• Given request
Only the lines from the one holding "Convert this document image to plain text." to the end of the data should be echoed, exactly as they appear, minus the pictures.

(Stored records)
————

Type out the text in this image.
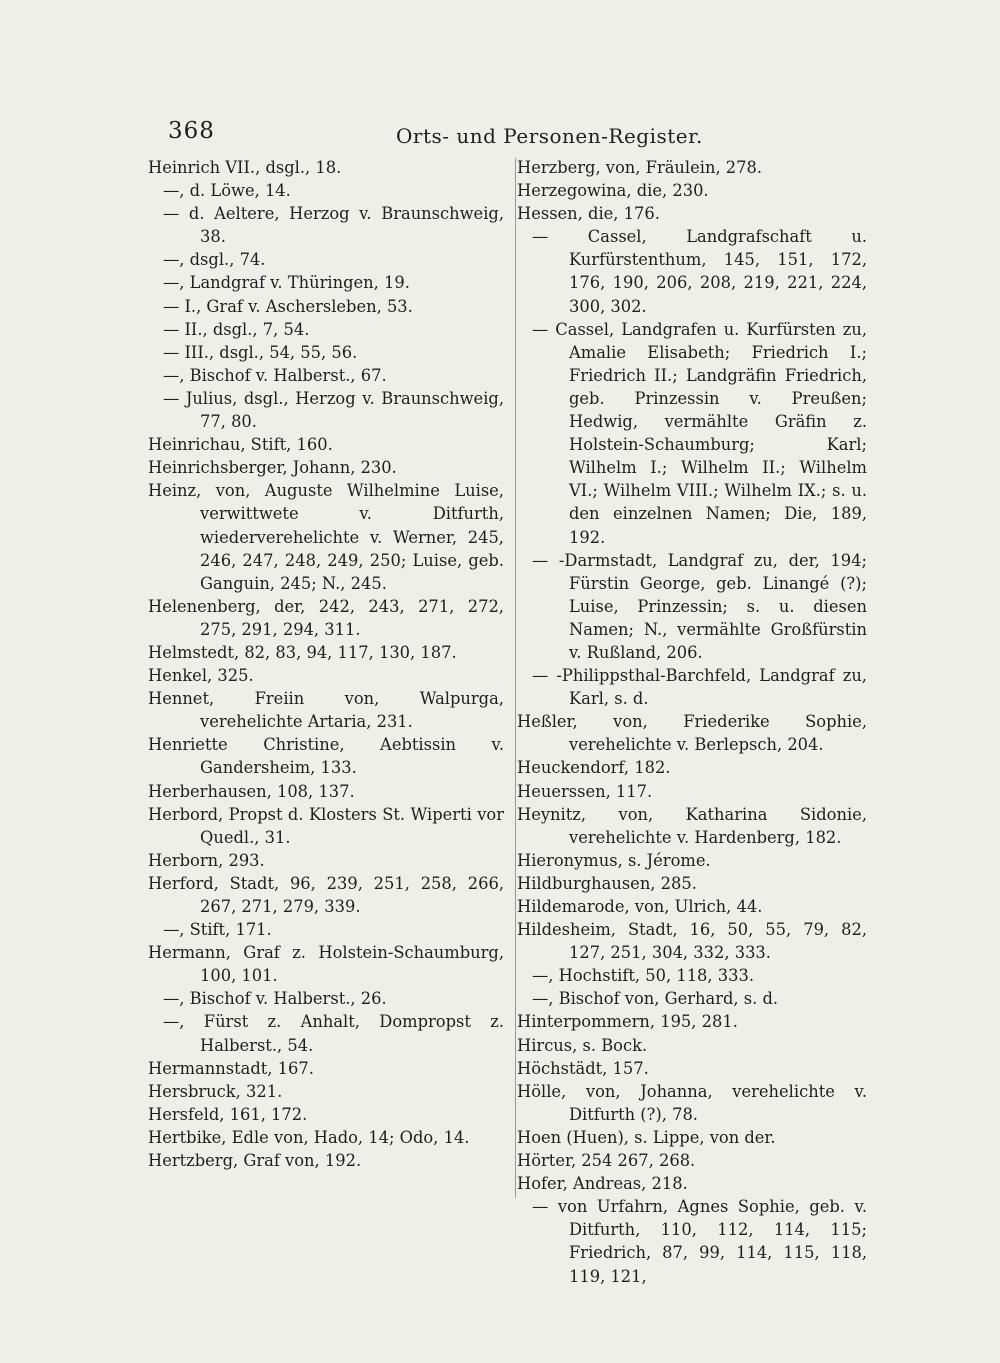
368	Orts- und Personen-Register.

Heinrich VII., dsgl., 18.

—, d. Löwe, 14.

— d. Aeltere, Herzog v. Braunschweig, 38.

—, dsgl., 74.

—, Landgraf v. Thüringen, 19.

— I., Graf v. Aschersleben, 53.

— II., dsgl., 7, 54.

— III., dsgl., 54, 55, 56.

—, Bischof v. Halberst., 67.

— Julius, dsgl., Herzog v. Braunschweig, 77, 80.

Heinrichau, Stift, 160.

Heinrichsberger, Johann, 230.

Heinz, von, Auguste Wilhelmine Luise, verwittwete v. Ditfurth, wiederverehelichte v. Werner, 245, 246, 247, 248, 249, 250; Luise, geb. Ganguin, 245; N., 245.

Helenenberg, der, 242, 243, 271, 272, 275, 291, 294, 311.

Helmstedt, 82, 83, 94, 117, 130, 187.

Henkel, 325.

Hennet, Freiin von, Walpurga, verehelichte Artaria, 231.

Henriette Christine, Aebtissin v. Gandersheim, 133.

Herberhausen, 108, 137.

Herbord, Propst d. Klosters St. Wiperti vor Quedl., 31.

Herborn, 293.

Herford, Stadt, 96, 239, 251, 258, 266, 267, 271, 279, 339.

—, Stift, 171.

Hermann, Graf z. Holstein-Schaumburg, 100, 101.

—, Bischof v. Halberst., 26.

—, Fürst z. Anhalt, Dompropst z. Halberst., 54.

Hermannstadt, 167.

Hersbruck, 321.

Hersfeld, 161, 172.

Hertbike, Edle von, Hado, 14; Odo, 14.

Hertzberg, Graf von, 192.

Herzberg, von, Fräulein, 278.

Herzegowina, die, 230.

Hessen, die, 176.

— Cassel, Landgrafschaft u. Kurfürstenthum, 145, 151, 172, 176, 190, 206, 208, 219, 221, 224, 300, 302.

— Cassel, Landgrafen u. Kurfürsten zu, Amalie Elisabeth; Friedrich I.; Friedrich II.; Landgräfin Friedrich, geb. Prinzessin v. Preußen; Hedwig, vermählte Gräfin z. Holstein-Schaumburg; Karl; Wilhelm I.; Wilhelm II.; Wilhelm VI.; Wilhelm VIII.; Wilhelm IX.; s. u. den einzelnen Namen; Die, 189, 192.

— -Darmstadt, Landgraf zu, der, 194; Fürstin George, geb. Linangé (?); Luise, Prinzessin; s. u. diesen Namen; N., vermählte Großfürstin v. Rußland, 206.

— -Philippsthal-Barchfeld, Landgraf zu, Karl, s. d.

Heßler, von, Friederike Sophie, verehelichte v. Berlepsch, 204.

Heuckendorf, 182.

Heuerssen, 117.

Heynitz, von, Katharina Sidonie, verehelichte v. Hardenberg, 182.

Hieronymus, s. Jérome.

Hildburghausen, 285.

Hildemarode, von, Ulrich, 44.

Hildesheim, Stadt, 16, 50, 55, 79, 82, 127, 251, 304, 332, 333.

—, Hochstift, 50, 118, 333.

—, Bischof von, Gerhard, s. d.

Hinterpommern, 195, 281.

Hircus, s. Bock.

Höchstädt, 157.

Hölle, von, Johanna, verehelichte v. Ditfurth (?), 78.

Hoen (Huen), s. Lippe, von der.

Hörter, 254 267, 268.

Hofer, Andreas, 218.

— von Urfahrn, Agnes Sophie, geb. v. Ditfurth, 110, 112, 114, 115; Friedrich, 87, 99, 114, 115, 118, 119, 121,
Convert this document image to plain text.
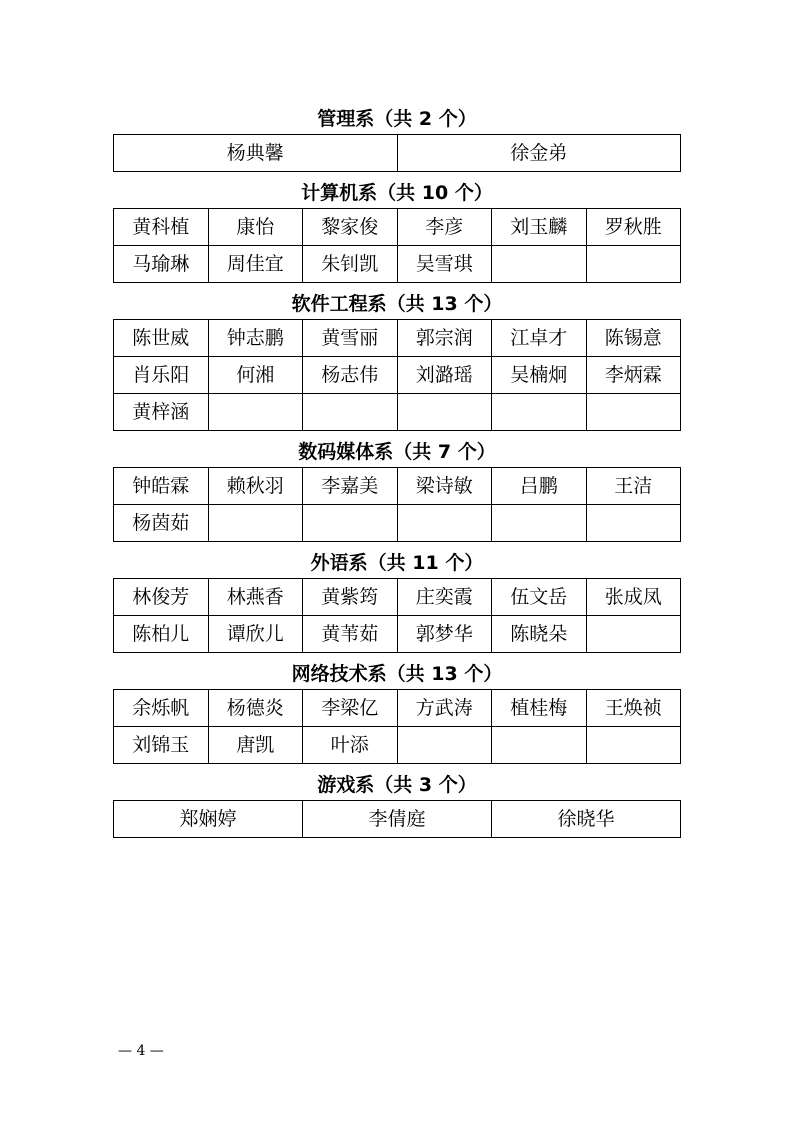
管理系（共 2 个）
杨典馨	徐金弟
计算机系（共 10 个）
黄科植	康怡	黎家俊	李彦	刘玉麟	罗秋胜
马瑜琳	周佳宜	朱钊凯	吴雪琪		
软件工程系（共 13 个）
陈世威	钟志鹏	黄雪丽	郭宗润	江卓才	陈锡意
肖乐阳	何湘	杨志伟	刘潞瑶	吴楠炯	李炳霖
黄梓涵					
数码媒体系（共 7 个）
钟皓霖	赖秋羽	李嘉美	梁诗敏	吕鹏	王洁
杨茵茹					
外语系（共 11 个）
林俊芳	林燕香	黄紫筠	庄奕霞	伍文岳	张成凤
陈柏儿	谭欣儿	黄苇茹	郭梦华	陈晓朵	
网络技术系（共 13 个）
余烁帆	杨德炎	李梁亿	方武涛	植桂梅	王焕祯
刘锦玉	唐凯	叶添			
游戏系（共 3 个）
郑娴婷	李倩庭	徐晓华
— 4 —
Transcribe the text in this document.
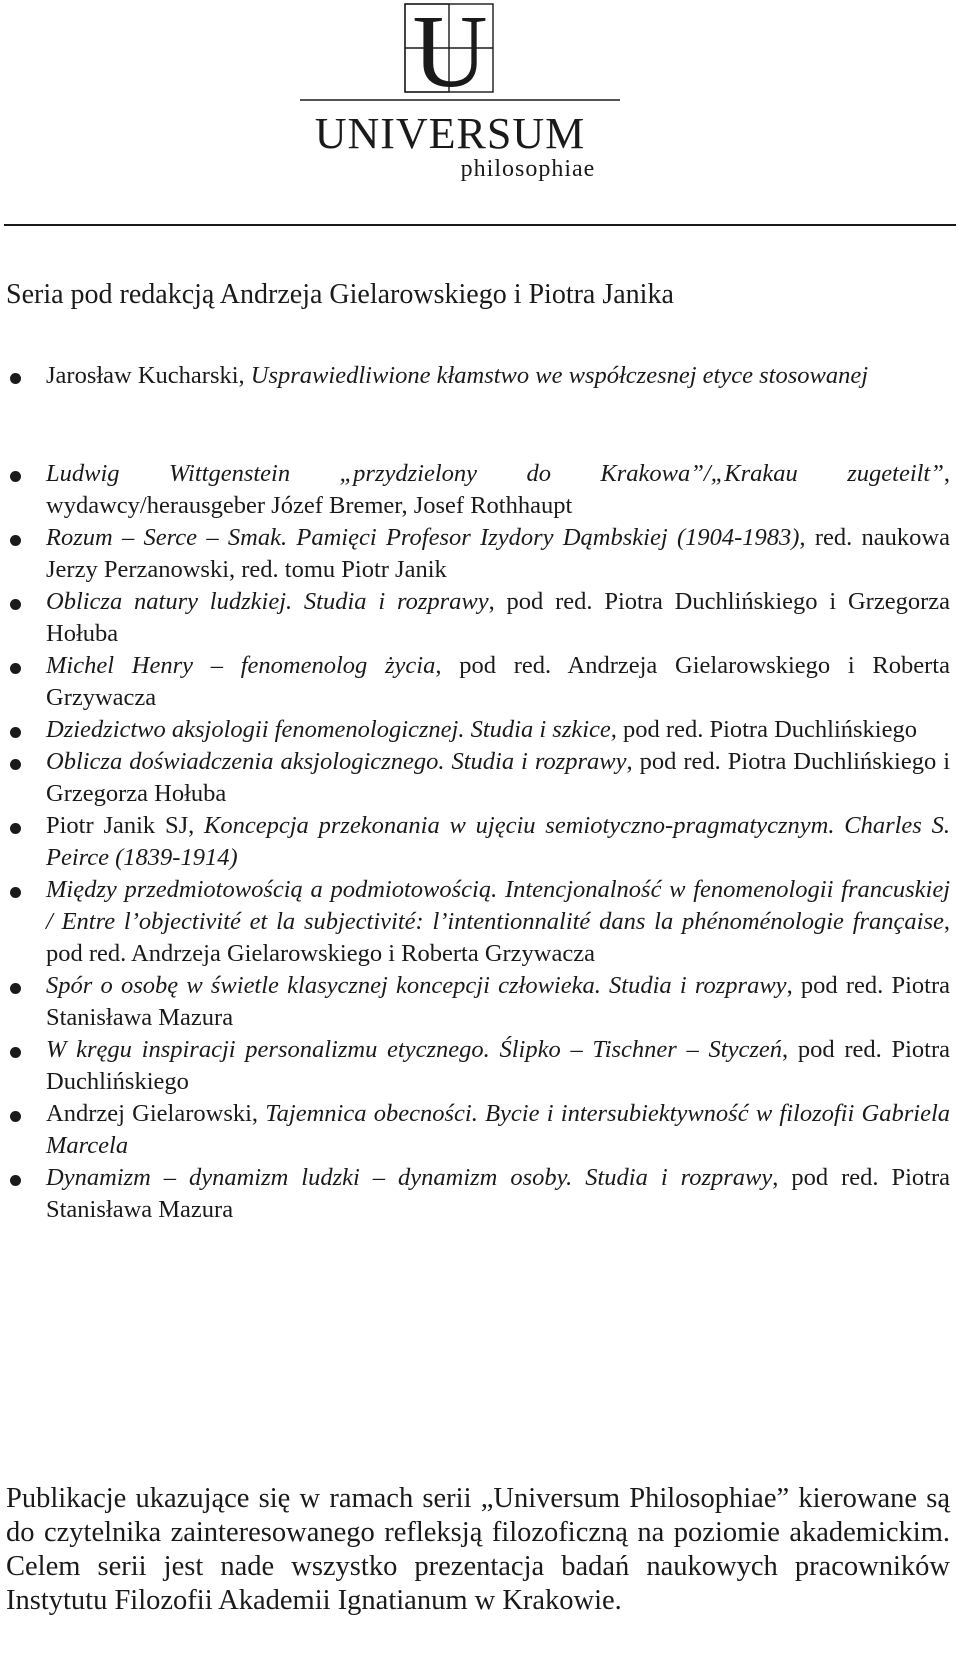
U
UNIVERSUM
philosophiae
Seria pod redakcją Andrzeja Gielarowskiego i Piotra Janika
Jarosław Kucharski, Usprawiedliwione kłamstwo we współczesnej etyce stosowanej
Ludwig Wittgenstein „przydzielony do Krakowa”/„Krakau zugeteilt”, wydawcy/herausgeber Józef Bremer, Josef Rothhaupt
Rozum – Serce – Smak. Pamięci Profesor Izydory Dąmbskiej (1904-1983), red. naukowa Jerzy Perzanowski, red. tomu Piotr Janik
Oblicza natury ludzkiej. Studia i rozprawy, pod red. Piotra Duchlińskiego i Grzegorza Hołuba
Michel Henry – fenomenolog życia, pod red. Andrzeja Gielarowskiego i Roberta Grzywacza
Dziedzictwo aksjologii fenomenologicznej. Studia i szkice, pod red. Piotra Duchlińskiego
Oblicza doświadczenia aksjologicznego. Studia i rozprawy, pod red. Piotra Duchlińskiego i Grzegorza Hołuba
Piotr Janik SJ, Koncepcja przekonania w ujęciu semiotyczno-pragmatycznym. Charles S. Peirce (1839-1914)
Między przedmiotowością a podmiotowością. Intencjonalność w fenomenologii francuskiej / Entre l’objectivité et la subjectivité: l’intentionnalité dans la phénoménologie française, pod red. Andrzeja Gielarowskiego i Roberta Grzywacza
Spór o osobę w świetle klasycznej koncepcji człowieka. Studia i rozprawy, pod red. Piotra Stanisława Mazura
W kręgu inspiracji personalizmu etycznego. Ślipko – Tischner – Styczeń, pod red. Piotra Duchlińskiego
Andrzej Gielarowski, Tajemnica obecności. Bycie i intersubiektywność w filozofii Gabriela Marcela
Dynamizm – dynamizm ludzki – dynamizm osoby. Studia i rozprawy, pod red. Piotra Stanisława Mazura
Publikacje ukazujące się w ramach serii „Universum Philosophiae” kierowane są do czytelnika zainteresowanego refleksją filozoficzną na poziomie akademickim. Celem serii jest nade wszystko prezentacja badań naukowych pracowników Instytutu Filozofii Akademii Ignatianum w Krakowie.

————

• Solution to this exercise
Convert this document image to plain text.
管理系（共 2 个）
杨典馨	徐金弟
计算机系（共 10 个）
黄科植	康怡	黎家俊	李彦	刘玉麟	罗秋胜
马瑜琳	周佳宜	朱钊凯	吴雪琪		
软件工程系（共 13 个）
陈世威	钟志鹏	黄雪丽	郭宗润	江卓才	陈锡意
肖乐阳	何湘	杨志伟	刘潞瑶	吴楠炯	李炳霖
黄梓涵					
数码媒体系（共 7 个）
钟皓霖	赖秋羽	李嘉美	梁诗敏	吕鹏	王洁
杨茵茹					
外语系（共 11 个）
林俊芳	林燕香	黄紫筠	庄奕霞	伍文岳	张成凤
陈柏儿	谭欣儿	黄苇茹	郭梦华	陈晓朵	
网络技术系（共 13 个）
余烁帆	杨德炎	李梁亿	方武涛	植桂梅	王焕祯
刘锦玉	唐凯	叶添			
游戏系（共 3 个）
郑娴婷	李倩庭	徐晓华
— 4 —
Transcribe the text in this document.
U
UNIVERSUM
philosophiae
Seria pod redakcją Andrzeja Gielarowskiego i Piotra Janika
Jarosław Kucharski, Usprawiedliwione kłamstwo we współczesnej etyce stosowanej
Ludwig Wittgenstein „przydzielony do Krakowa”/„Krakau zugeteilt”, wydawcy/herausgeber Józef Bremer, Josef Rothhaupt
Rozum – Serce – Smak. Pamięci Profesor Izydory Dąmbskiej (1904-1983), red. naukowa Jerzy Perzanowski, red. tomu Piotr Janik
Oblicza natury ludzkiej. Studia i rozprawy, pod red. Piotra Duchlińskiego i Grzegorza Hołuba
Michel Henry – fenomenolog życia, pod red. Andrzeja Gielarowskiego i Roberta Grzywacza
Dziedzictwo aksjologii fenomenologicznej. Studia i szkice, pod red. Piotra Duchlińskiego
Oblicza doświadczenia aksjologicznego. Studia i rozprawy, pod red. Piotra Duchlińskiego i Grzegorza Hołuba
Piotr Janik SJ, Koncepcja przekonania w ujęciu semiotyczno-pragmatycznym. Charles S. Peirce (1839-1914)
Między przedmiotowością a podmiotowością. Intencjonalność w fenomenologii francuskiej / Entre l’objectivité et la subjectivité: l’intentionnalité dans la phénoménologie française, pod red. Andrzeja Gielarowskiego i Roberta Grzywacza
Spór o osobę w świetle klasycznej koncepcji człowieka. Studia i rozprawy, pod red. Piotra Stanisława Mazura
W kręgu inspiracji personalizmu etycznego. Ślipko – Tischner – Styczeń, pod red. Piotra Duchlińskiego
Andrzej Gielarowski, Tajemnica obecności. Bycie i intersubiektywność w filozofii Gabriela Marcela
Dynamizm – dynamizm ludzki – dynamizm osoby. Studia i rozprawy, pod red. Piotra Stanisława Mazura
Publikacje ukazujące się w ramach serii „Universum Philosophiae” kierowane są do czytelnika zainteresowanego refleksją filozoficzną na poziomie akademickim. Celem serii jest nade wszystko prezentacja badań naukowych pracowników Instytutu Filozofii Akademii Ignatianum w Krakowie.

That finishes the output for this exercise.